--- start ---
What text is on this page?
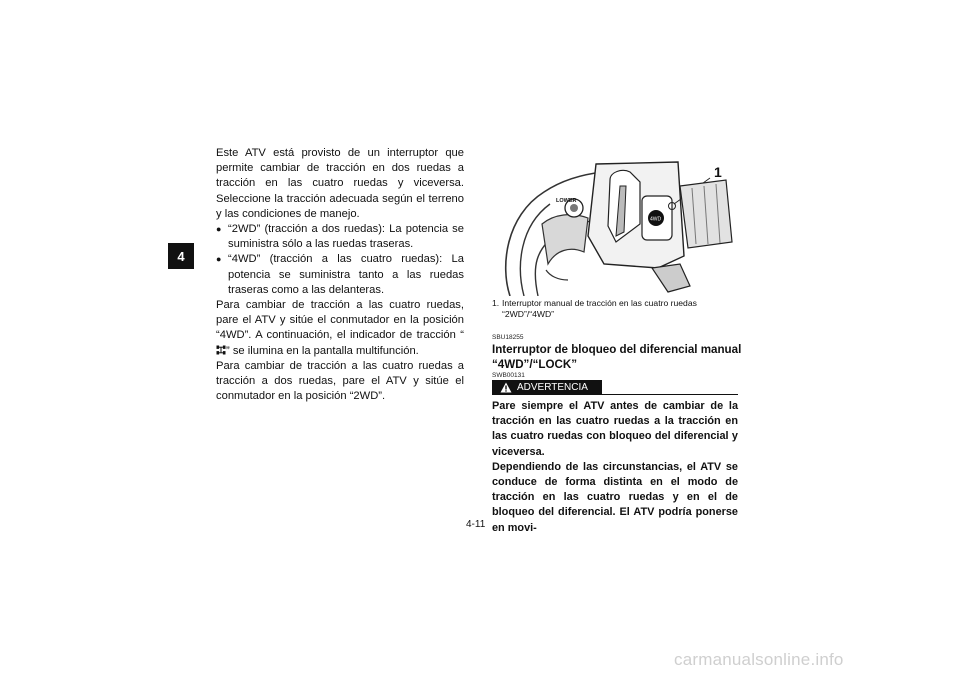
4

Este ATV está provisto de un interruptor que permite cambiar de tracción en dos ruedas a tracción en las cuatro ruedas y viceversa. Seleccione la tracción adecuada según el terreno y las condiciones de manejo.

● “2WD” (tracción a dos ruedas): La potencia se suministra sólo a las ruedas traseras.
● “4WD” (tracción a las cuatro ruedas): La potencia se suministra tanto a las ruedas traseras como a las delanteras.

Para cambiar de tracción a las cuatro ruedas, pare el ATV y sitúe el conmutador en la posición “4WD”. A continuación, el indicador de tracción “” se ilumina en la pantalla multifunción.

Para cambiar de tracción a las cuatro ruedas a tracción a dos ruedas, pare el ATV y sitúe el conmutador en la posición “2WD”.

4WD
LOWER
1
1. Interruptor manual de tracción en las cuatro ruedas
“2WD”/“4WD”
SBU18255
Interruptor de bloqueo del diferencial manual
“4WD”/“LOCK”
SWB00131
ADVERTENCIA

Pare siempre el ATV antes de cambiar de la tracción en las cuatro ruedas a la tracción en las cuatro ruedas con bloqueo del diferencial y viceversa.

Dependiendo de las circunstancias, el ATV se conduce de forma distinta en el modo de tracción en las cuatro ruedas y en el de bloqueo del diferencial. El ATV podría ponerse en movi-

4-11
carmanualsonline.info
--- end ---
Leave the pictures out and reproduce each record exactly as written.

What text is on this page?
4

Este ATV está provisto de un interruptor que permite cambiar de tracción en dos ruedas a tracción en las cuatro ruedas y viceversa. Seleccione la tracción adecuada según el terreno y las condiciones de manejo.

● “2WD” (tracción a dos ruedas): La potencia se suministra sólo a las ruedas traseras.
● “4WD” (tracción a las cuatro ruedas): La potencia se suministra tanto a las ruedas traseras como a las delanteras.

Para cambiar de tracción a las cuatro ruedas, pare el ATV y sitúe el conmutador en la posición “4WD”. A continuación, el indicador de tracción “” se ilumina en la pantalla multifunción.

Para cambiar de tracción a las cuatro ruedas a tracción a dos ruedas, pare el ATV y sitúe el conmutador en la posición “2WD”.

4WD
LOWER
1
1. Interruptor manual de tracción en las cuatro ruedas
“2WD”/“4WD”
SBU18255
Interruptor de bloqueo del diferencial manual
“4WD”/“LOCK”
SWB00131
ADVERTENCIA

Pare siempre el ATV antes de cambiar de la tracción en las cuatro ruedas a la tracción en las cuatro ruedas con bloqueo del diferencial y viceversa.

Dependiendo de las circunstancias, el ATV se conduce de forma distinta en el modo de tracción en las cuatro ruedas y en el de bloqueo del diferencial. El ATV podría ponerse en movi-

4-11
carmanualsonline.info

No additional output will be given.